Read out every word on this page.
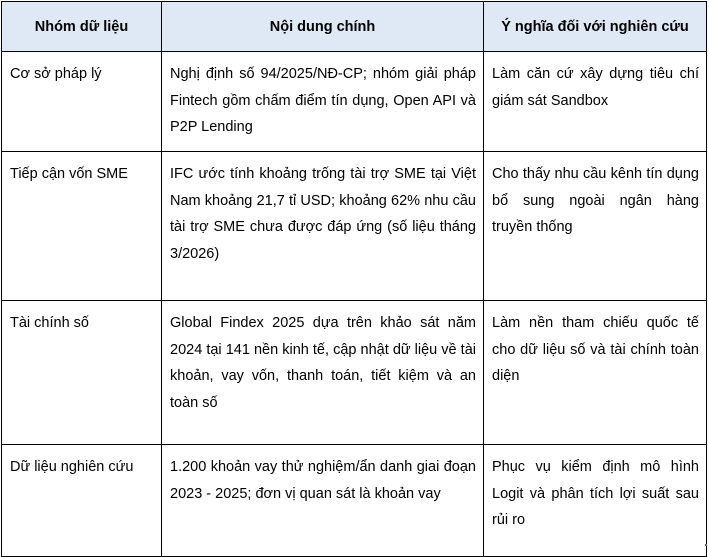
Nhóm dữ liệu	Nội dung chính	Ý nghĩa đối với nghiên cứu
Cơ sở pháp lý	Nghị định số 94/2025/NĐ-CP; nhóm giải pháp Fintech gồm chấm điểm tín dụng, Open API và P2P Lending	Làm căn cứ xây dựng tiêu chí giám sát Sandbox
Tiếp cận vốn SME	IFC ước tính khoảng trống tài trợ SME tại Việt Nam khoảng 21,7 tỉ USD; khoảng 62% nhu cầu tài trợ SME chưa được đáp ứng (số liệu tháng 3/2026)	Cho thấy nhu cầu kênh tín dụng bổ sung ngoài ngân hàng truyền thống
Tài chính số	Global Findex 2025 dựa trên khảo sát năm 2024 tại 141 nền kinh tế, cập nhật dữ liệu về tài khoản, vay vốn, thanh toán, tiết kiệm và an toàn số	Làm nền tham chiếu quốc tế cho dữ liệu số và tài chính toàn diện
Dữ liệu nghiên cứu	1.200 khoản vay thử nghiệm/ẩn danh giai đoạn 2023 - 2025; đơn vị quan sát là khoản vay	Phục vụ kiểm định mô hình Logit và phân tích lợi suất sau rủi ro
□ □ □ □ □
_OBJECTIVE:_
Without the pictures, return the entries exactly as they appear.

_ANSWER TO THE TASK:_
Read out every word on this page.
Nhóm dữ liệu	Nội dung chính	Ý nghĩa đối với nghiên cứu
Cơ sở pháp lý	Nghị định số 94/2025/NĐ-CP; nhóm giải pháp Fintech gồm chấm điểm tín dụng, Open API và P2P Lending	Làm căn cứ xây dựng tiêu chí giám sát Sandbox
Tiếp cận vốn SME	IFC ước tính khoảng trống tài trợ SME tại Việt Nam khoảng 21,7 tỉ USD; khoảng 62% nhu cầu tài trợ SME chưa được đáp ứng (số liệu tháng 3/2026)	Cho thấy nhu cầu kênh tín dụng bổ sung ngoài ngân hàng truyền thống
Tài chính số	Global Findex 2025 dựa trên khảo sát năm 2024 tại 141 nền kinh tế, cập nhật dữ liệu về tài khoản, vay vốn, thanh toán, tiết kiệm và an toàn số	Làm nền tham chiếu quốc tế cho dữ liệu số và tài chính toàn diện
Dữ liệu nghiên cứu	1.200 khoản vay thử nghiệm/ẩn danh giai đoạn 2023 - 2025; đơn vị quan sát là khoản vay	Phục vụ kiểm định mô hình Logit và phân tích lợi suất sau rủi ro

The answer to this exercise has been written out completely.